▸ **WHAT YOU SHOULD DO**: Only the lines holding the string "type" are needed. Copy each one.

▸ **MATERIAL PROVIDED**:
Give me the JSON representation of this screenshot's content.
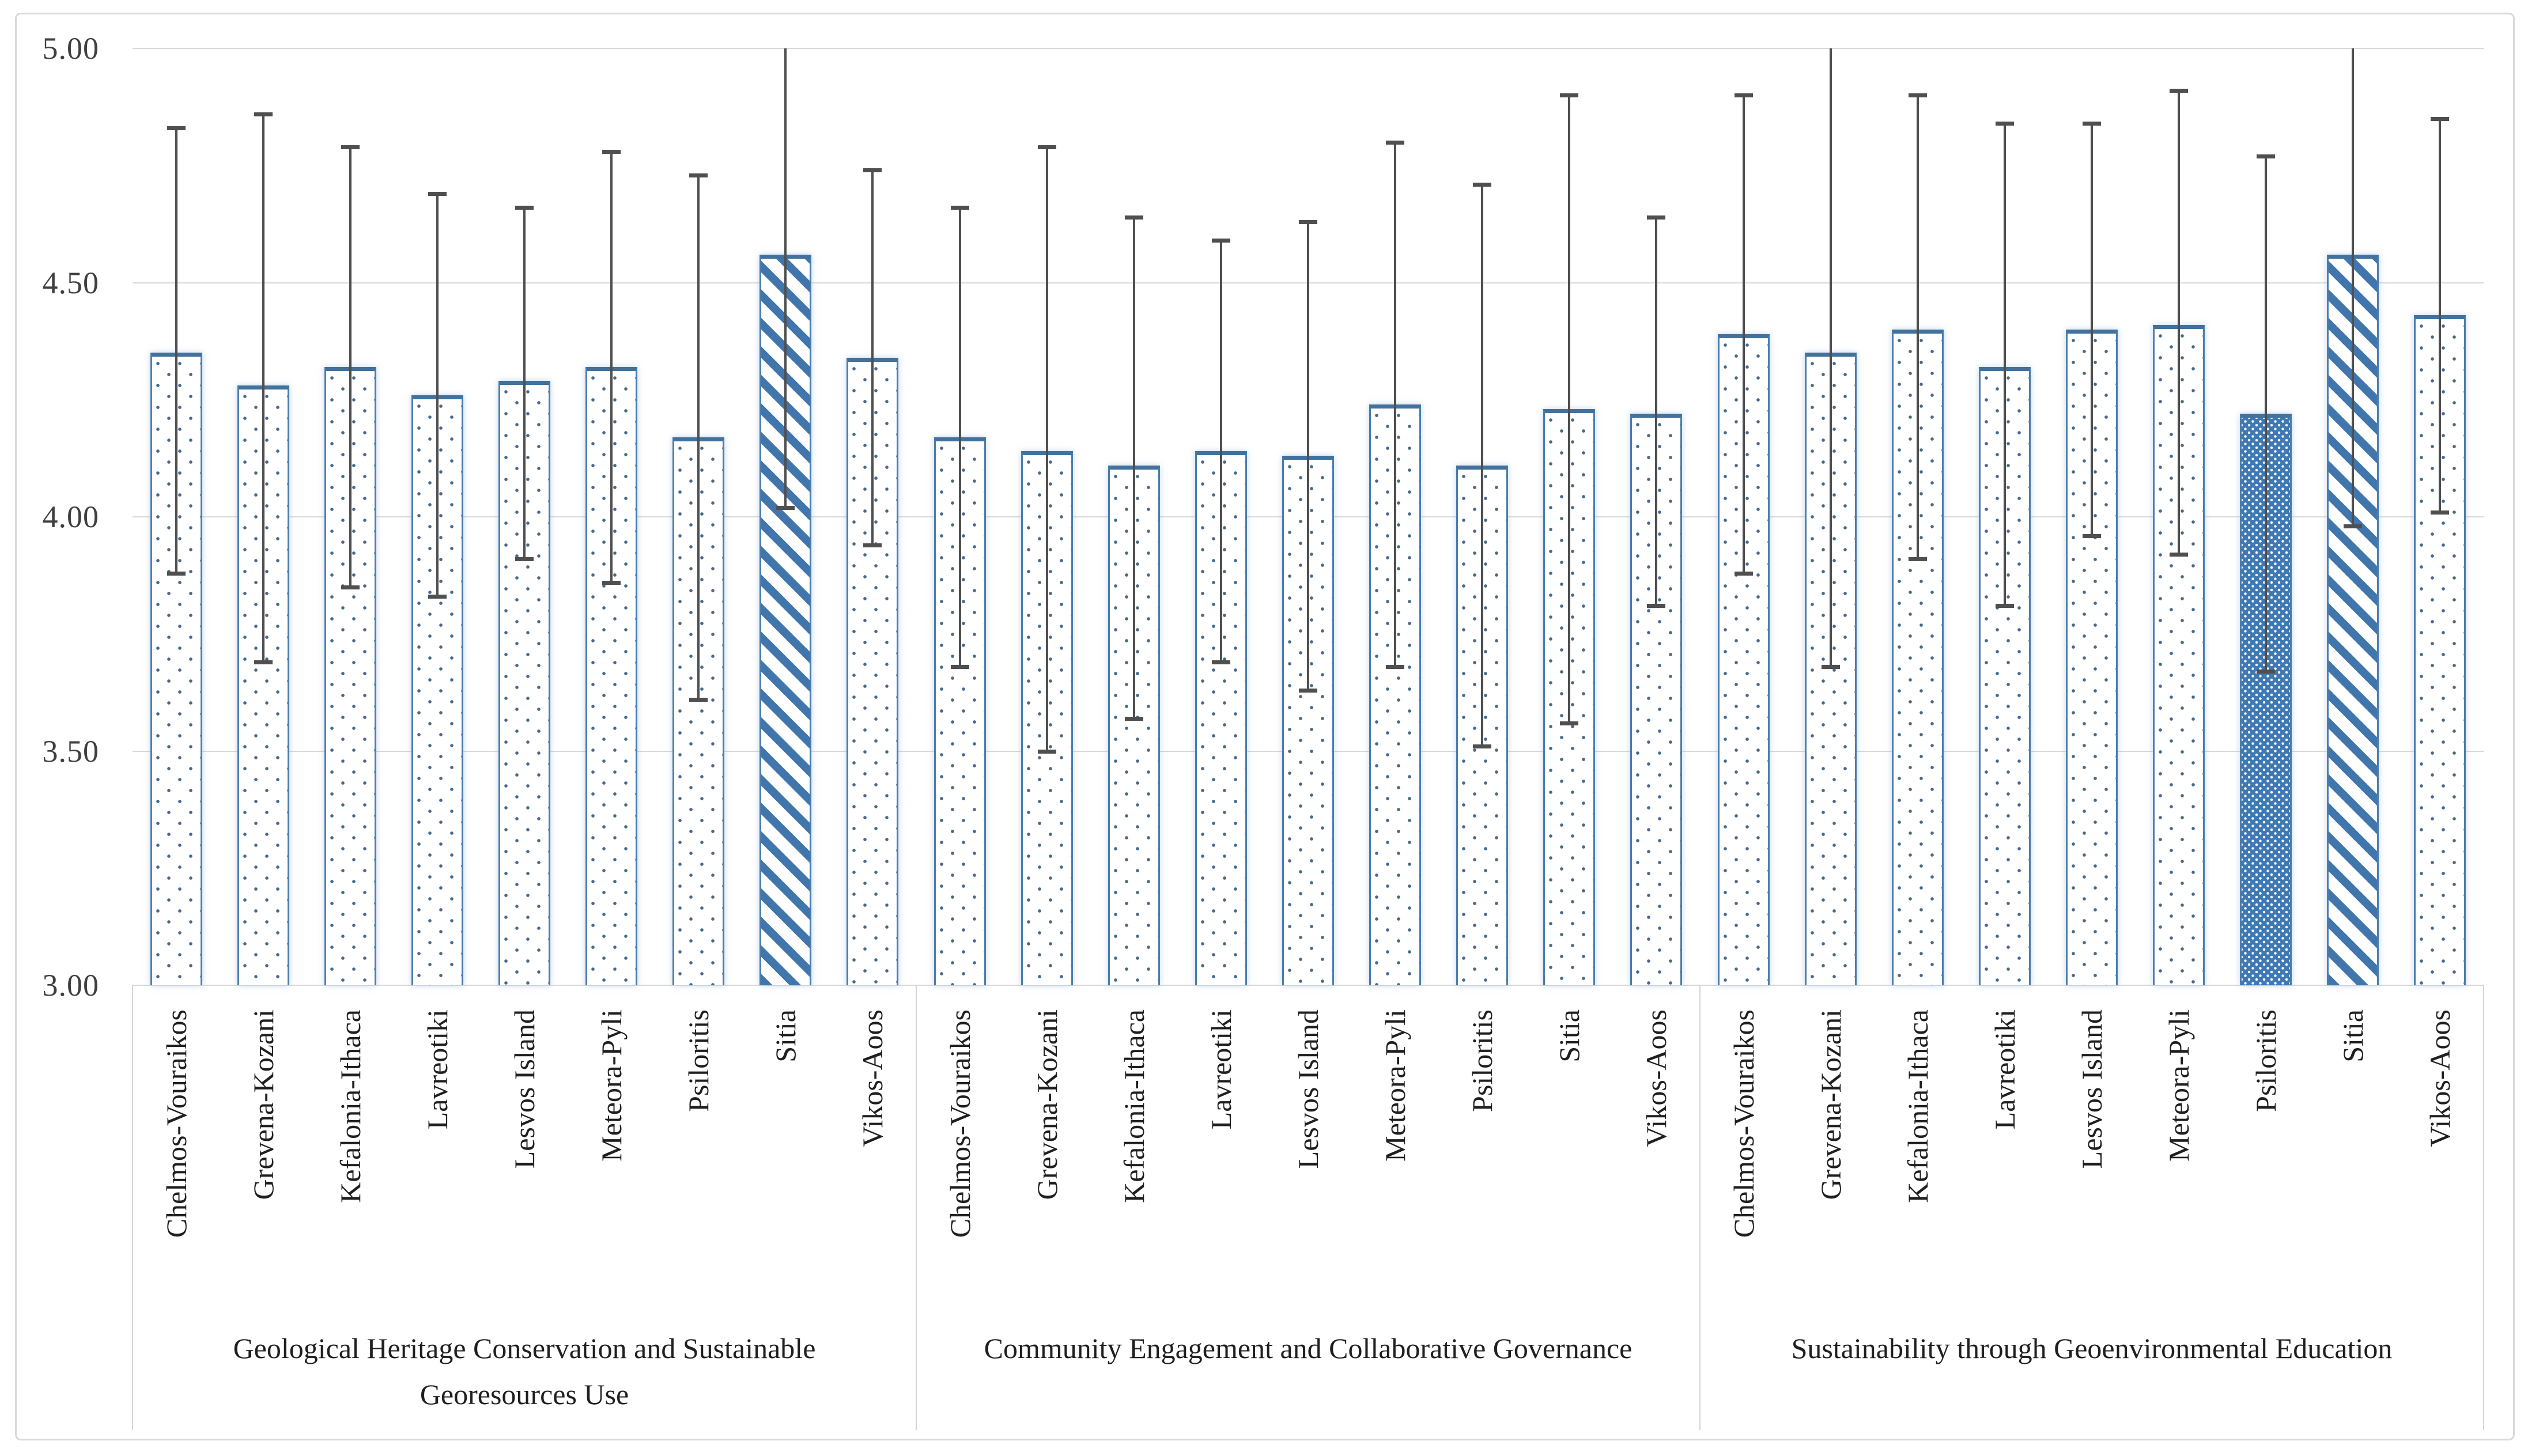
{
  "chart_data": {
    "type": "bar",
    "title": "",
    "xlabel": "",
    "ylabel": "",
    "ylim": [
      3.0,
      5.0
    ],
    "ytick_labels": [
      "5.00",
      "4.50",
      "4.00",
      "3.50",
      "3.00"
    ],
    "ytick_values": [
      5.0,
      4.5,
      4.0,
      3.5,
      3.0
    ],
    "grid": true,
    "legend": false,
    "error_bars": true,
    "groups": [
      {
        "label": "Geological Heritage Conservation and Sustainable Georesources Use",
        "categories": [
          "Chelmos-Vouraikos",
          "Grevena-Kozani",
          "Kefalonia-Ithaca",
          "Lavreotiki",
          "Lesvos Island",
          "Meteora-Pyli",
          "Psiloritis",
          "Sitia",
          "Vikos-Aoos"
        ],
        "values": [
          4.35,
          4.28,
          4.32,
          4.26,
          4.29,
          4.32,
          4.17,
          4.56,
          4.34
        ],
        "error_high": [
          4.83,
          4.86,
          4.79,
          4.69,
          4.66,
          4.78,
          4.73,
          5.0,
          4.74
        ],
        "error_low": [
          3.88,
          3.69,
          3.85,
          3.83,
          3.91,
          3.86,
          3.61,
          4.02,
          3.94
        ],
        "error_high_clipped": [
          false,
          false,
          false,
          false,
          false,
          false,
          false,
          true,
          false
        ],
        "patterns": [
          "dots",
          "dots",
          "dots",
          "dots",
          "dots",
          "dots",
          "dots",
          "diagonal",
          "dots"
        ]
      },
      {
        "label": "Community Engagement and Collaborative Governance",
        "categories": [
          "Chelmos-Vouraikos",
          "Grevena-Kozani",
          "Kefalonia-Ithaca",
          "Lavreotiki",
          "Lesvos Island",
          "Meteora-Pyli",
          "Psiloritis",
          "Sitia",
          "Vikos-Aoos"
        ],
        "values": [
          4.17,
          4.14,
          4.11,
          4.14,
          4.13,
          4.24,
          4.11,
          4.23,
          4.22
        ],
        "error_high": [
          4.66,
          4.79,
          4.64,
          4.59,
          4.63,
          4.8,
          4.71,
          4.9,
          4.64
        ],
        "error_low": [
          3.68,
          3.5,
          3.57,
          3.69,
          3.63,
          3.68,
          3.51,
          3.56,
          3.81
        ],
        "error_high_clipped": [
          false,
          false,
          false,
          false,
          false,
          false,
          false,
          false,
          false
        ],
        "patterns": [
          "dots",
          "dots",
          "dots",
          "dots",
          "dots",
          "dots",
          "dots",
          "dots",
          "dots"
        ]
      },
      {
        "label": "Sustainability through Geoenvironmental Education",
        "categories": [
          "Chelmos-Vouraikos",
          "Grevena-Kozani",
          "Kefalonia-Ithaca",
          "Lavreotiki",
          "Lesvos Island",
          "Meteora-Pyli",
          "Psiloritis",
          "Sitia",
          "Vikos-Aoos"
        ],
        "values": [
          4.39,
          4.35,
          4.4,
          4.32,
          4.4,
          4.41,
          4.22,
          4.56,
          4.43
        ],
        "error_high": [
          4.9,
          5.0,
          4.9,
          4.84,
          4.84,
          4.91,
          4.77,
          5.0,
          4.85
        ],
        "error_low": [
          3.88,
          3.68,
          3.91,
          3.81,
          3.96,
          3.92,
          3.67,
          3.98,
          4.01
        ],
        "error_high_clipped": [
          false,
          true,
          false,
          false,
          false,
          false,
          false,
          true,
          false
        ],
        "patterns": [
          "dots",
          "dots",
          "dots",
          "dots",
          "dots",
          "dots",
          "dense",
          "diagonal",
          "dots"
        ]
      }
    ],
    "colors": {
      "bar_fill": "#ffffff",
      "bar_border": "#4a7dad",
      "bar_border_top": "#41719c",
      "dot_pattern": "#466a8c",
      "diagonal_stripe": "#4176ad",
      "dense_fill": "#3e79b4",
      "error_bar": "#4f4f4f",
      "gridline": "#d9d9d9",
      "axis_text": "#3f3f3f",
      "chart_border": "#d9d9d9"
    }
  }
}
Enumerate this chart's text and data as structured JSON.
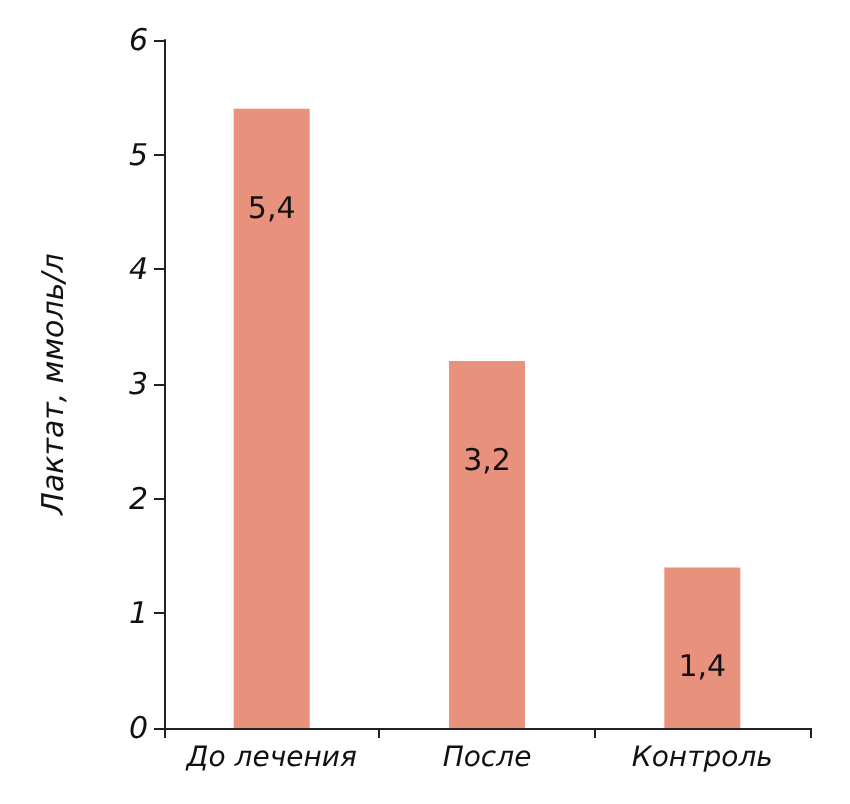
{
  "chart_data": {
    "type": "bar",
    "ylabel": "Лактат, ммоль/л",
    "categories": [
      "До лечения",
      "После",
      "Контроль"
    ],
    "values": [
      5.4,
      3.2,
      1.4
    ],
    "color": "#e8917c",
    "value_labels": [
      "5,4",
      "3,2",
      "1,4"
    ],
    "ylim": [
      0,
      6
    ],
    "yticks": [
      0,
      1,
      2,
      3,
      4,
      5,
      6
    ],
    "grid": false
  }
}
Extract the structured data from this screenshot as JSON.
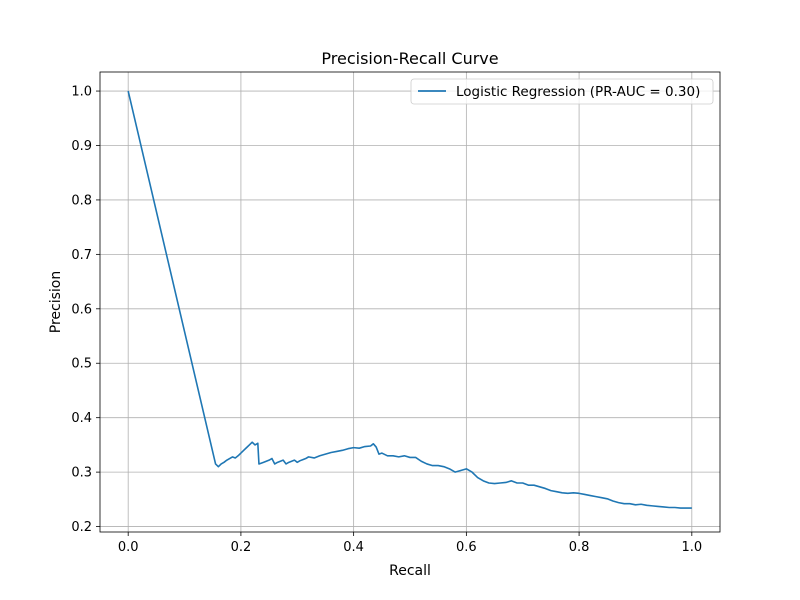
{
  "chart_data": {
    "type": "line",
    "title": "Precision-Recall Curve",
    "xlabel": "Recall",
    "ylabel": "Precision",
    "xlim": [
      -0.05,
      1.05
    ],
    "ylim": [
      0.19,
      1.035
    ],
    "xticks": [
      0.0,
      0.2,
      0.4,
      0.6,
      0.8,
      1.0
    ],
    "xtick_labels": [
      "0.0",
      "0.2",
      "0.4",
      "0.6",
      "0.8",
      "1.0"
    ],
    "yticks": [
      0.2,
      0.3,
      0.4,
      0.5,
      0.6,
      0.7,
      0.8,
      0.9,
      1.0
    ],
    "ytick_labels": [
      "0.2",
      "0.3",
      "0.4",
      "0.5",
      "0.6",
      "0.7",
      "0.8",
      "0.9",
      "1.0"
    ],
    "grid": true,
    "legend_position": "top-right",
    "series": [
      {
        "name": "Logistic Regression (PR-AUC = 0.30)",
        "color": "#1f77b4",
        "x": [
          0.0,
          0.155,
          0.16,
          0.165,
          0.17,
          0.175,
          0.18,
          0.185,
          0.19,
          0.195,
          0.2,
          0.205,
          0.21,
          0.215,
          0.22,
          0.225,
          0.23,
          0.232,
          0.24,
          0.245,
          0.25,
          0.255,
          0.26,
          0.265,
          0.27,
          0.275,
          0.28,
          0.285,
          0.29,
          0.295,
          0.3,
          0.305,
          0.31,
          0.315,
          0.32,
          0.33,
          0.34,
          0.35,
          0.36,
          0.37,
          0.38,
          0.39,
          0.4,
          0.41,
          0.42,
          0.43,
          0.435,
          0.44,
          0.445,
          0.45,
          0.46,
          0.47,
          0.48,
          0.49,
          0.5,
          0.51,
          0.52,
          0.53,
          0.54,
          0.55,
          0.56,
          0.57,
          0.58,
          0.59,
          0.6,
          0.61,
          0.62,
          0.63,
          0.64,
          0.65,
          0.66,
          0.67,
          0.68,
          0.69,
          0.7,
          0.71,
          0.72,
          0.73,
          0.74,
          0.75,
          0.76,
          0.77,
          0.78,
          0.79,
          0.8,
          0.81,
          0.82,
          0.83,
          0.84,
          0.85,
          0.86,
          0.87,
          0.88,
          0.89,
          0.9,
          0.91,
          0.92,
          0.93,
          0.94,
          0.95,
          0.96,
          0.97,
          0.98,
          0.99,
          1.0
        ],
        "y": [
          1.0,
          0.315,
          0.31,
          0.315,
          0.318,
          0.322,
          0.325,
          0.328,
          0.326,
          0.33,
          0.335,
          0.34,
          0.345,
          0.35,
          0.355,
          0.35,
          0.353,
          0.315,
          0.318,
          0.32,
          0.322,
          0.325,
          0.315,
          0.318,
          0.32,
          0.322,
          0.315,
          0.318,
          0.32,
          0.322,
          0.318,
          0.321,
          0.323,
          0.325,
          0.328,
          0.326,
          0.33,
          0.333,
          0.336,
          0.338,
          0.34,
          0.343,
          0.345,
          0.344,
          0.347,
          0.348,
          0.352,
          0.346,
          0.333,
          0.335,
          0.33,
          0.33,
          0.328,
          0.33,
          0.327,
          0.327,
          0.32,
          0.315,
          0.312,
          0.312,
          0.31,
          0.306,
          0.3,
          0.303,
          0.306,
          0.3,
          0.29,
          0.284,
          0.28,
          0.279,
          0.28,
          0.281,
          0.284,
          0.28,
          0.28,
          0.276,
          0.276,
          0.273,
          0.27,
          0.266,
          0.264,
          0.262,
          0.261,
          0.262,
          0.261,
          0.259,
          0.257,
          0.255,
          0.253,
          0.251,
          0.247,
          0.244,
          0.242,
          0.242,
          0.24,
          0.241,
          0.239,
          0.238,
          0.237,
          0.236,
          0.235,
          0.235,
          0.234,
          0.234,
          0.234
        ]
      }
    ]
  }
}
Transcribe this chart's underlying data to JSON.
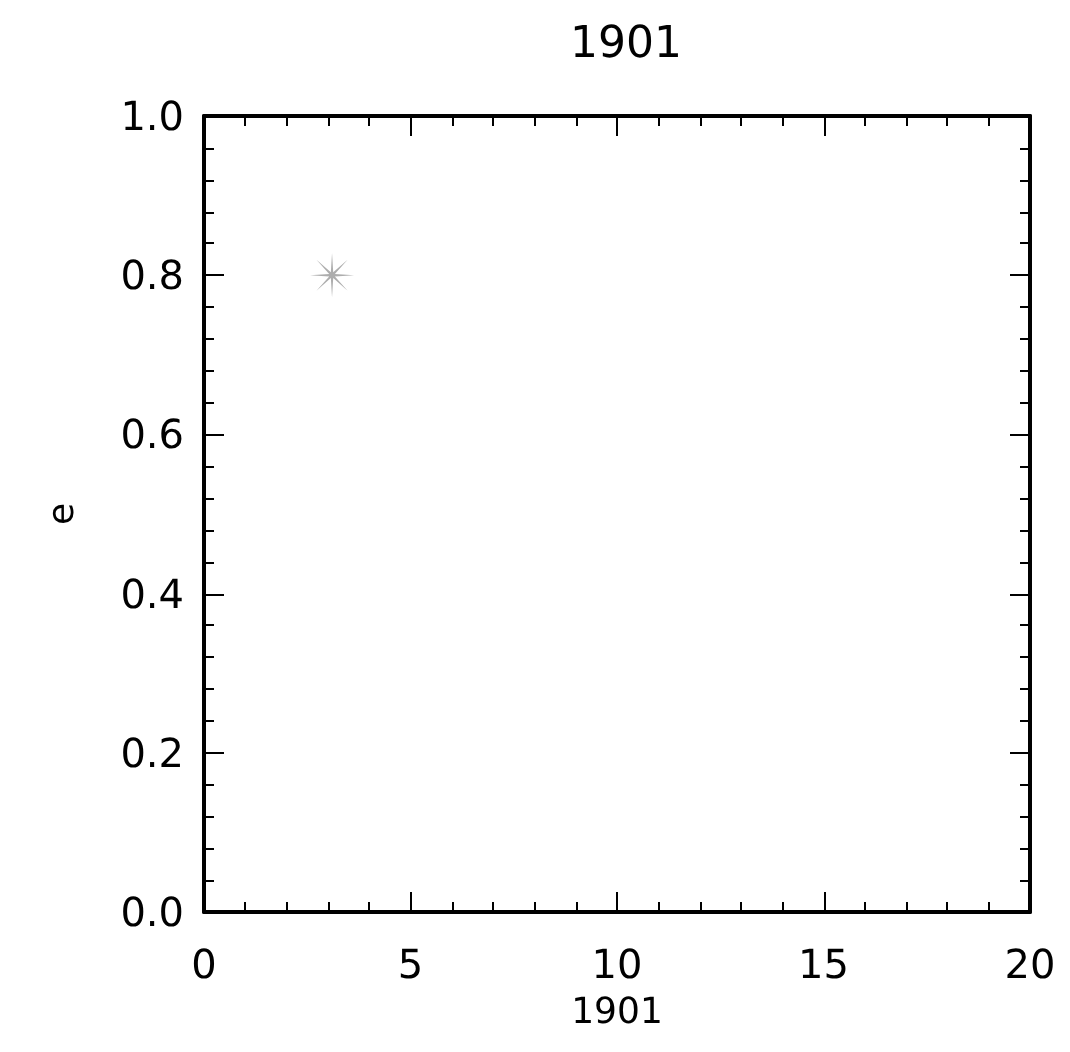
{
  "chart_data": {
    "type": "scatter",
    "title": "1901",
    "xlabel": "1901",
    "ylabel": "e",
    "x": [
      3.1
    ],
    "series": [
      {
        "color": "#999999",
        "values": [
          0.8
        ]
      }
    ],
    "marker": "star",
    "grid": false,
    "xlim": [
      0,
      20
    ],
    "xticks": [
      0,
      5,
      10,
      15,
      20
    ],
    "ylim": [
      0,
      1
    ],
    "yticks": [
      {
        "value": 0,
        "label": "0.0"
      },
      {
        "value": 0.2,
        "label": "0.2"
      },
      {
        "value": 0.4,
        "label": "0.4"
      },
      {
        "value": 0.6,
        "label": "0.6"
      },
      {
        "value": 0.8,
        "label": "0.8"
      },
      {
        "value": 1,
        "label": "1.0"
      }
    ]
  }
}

▸ **OUTPUT FOR THIS TASK**:
    "type": "bar",
    "type": "bar",
    "type": "line",
    "type": "scatter",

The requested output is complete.